**Set problem**
Could you quote, exactly as they stand, the lines running from the one with "Read this page and output its text content." to the final line of the material?

**Materials provided**
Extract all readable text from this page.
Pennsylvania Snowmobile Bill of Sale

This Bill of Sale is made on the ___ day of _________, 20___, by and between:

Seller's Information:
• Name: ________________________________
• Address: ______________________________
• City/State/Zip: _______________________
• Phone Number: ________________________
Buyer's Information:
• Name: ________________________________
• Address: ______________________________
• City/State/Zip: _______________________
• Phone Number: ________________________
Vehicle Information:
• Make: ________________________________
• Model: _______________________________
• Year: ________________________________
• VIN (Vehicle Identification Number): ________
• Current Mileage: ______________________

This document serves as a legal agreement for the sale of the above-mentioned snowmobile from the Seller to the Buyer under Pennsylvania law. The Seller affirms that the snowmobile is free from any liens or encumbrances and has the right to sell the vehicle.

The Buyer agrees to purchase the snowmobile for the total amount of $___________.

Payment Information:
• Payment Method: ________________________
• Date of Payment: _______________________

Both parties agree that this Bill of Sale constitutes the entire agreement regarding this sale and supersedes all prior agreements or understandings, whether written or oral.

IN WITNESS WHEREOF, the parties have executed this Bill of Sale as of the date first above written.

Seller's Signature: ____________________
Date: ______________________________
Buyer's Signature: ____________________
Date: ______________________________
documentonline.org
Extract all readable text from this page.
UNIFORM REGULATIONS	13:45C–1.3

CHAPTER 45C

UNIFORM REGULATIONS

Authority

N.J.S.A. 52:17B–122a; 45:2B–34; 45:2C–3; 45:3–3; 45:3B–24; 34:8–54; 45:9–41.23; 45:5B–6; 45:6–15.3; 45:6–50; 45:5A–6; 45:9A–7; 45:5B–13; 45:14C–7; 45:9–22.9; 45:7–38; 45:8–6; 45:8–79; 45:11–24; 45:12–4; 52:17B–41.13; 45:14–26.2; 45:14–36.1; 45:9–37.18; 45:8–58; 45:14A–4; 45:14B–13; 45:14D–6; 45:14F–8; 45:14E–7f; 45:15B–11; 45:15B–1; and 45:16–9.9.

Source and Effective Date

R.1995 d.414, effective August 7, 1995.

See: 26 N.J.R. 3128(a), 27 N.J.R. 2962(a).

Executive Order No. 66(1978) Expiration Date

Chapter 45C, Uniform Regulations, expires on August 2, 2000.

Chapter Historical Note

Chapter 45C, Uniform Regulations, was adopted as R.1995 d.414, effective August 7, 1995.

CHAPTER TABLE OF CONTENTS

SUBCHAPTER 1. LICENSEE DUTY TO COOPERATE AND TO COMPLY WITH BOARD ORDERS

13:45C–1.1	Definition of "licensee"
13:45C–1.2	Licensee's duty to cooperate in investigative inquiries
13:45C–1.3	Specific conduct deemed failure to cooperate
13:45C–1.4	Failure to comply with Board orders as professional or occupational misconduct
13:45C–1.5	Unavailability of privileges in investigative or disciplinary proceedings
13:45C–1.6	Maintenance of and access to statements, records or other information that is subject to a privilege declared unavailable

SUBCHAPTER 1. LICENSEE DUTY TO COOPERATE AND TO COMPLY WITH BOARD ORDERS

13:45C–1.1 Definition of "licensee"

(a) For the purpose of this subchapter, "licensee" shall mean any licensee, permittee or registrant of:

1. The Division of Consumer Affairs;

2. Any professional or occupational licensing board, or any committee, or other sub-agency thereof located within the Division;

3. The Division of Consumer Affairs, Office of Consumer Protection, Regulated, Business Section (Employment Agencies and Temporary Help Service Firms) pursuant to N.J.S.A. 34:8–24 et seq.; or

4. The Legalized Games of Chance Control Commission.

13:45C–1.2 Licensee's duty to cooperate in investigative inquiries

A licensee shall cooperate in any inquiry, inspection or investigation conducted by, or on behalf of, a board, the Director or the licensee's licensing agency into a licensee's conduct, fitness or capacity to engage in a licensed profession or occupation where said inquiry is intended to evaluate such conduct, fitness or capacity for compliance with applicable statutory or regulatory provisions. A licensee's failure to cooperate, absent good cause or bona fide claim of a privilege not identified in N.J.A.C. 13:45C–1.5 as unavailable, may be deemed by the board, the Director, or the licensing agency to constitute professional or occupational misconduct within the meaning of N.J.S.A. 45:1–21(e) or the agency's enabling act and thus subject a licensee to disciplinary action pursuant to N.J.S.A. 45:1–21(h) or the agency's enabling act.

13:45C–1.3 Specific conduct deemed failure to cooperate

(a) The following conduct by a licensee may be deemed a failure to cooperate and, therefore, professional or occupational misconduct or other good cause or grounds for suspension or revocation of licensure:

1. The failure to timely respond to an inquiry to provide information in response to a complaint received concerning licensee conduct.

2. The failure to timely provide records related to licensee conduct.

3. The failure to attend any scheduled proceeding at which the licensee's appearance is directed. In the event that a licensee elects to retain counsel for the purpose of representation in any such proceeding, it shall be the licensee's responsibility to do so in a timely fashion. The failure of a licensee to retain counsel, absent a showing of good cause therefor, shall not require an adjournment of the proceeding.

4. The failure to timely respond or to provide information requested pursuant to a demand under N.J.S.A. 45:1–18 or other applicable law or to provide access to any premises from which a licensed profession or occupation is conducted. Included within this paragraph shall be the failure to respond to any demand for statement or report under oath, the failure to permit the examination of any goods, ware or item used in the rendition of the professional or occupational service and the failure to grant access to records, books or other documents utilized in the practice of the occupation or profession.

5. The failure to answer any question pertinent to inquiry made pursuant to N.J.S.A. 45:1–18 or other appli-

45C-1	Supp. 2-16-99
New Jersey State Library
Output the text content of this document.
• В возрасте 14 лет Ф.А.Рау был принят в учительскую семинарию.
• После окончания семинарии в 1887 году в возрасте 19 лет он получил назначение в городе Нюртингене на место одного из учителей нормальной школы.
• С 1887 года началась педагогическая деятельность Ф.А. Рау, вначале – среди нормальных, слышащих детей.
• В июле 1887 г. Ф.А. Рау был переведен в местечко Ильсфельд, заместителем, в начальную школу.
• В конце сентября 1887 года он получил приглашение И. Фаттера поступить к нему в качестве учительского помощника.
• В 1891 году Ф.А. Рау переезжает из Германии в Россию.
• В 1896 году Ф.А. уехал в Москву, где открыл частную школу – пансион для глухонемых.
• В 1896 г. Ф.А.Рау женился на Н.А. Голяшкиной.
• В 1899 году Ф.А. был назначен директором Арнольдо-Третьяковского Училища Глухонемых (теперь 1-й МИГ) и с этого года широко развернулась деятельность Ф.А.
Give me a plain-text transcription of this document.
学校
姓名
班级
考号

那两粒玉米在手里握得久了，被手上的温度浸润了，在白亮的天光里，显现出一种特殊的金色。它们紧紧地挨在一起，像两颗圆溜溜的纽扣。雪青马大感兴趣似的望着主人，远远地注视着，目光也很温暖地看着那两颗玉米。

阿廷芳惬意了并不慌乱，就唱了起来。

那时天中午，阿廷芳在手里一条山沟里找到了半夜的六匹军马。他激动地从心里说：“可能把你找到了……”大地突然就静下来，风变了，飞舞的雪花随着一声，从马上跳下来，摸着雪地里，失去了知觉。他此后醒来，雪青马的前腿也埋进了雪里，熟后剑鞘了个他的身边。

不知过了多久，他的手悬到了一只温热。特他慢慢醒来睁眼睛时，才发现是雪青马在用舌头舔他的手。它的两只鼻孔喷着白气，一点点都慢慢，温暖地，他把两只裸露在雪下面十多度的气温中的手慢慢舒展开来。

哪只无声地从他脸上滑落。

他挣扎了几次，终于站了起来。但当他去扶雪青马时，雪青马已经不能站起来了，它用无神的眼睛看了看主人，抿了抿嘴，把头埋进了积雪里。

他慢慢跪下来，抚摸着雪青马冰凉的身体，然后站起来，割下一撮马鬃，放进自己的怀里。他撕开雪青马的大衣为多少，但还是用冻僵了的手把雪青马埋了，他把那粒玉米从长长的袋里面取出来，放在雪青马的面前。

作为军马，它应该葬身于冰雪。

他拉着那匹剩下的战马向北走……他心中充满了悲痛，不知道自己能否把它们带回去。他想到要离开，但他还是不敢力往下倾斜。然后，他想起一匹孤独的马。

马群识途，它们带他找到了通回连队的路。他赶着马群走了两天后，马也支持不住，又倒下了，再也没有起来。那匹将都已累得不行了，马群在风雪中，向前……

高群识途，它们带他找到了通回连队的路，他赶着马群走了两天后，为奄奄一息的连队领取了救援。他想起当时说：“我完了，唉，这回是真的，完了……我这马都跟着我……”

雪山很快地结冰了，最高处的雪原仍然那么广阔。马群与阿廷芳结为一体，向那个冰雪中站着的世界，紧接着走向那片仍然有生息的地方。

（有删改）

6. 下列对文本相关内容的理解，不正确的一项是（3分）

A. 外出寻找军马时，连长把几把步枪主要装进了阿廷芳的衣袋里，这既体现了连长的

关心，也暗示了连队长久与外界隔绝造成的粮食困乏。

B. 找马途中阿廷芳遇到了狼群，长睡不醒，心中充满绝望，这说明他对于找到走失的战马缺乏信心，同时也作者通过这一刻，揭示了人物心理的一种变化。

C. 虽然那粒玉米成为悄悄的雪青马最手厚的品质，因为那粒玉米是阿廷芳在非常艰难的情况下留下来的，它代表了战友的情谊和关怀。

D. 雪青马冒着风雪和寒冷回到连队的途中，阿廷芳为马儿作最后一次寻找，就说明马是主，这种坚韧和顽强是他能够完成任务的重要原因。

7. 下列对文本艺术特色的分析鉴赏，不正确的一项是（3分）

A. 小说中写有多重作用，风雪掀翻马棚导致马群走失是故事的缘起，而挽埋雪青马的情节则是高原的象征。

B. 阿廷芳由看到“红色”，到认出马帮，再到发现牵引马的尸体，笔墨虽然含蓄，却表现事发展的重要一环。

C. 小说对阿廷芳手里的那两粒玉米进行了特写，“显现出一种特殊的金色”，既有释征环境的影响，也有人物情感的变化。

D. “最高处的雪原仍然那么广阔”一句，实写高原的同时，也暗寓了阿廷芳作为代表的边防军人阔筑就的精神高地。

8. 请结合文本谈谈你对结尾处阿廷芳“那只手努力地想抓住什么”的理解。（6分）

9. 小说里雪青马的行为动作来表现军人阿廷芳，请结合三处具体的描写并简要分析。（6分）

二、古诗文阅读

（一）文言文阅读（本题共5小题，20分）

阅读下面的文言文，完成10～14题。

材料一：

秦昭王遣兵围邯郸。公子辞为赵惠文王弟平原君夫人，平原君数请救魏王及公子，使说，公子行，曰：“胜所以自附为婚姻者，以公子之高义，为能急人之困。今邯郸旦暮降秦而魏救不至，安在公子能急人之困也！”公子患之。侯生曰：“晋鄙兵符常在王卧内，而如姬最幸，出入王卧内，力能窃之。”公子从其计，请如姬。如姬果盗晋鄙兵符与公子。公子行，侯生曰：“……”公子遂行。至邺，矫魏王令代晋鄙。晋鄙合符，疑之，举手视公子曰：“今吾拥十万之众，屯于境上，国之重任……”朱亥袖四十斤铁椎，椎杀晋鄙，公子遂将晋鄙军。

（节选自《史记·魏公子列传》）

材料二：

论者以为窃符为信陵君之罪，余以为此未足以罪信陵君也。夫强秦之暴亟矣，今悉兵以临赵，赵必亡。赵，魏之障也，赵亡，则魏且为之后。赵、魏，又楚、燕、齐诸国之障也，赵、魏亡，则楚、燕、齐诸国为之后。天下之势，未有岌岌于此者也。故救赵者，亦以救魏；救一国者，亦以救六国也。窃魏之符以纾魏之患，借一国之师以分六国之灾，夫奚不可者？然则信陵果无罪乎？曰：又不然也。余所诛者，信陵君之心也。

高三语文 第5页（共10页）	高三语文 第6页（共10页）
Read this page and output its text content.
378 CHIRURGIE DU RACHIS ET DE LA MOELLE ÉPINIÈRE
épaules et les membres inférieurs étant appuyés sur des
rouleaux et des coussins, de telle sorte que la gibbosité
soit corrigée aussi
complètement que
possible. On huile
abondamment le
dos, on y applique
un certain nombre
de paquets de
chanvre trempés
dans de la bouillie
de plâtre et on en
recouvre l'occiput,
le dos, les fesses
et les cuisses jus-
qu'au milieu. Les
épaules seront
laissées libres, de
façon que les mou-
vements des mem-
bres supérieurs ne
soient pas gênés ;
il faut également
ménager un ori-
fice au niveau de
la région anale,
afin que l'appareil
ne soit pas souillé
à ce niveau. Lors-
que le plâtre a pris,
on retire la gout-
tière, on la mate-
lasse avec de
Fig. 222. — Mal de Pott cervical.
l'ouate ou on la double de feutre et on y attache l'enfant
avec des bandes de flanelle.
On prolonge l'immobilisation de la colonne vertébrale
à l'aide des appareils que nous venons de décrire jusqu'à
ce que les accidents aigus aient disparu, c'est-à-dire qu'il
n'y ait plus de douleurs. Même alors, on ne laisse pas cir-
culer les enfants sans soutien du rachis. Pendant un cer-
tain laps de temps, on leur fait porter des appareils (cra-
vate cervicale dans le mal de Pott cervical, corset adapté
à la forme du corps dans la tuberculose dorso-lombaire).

**Answer for this exercise**
Read this page and output its text content.
378 CHIRURGIE DU RACHIS ET DE LA MOELLE ÉPINIÈRE
épaules et les membres inférieurs étant appuyés sur des
rouleaux et des coussins, de telle sorte que la gibbosité
soit corrigée aussi
complètement que
possible. On huile
abondamment le
dos, on y applique
un certain nombre
de paquets de
chanvre trempés
dans de la bouillie
de plâtre et on en
recouvre l'occiput,
le dos, les fesses
et les cuisses jus-
qu'au milieu. Les
épaules seront
laissées libres, de
façon que les mou-
vements des mem-
bres supérieurs ne
soient pas gênés ;
il faut également
ménager un ori-
fice au niveau de
la région anale,
afin que l'appareil
ne soit pas souillé
à ce niveau. Lors-
que le plâtre a pris,
on retire la gout-
tière, on la mate-
lasse avec de
Fig. 222. — Mal de Pott cervical.
l'ouate ou on la double de feutre et on y attache l'enfant
avec des bandes de flanelle.
On prolonge l'immobilisation de la colonne vertébrale
à l'aide des appareils que nous venons de décrire jusqu'à
ce que les accidents aigus aient disparu, c'est-à-dire qu'il
n'y ait plus de douleurs. Même alors, on ne laisse pas cir-
culer les enfants sans soutien du rachis. Pendant un cer-
tain laps de temps, on leur fait porter des appareils (cra-
vate cervicale dans le mal de Pott cervical, corset adapté
à la forme du corps dans la tuberculose dorso-lombaire).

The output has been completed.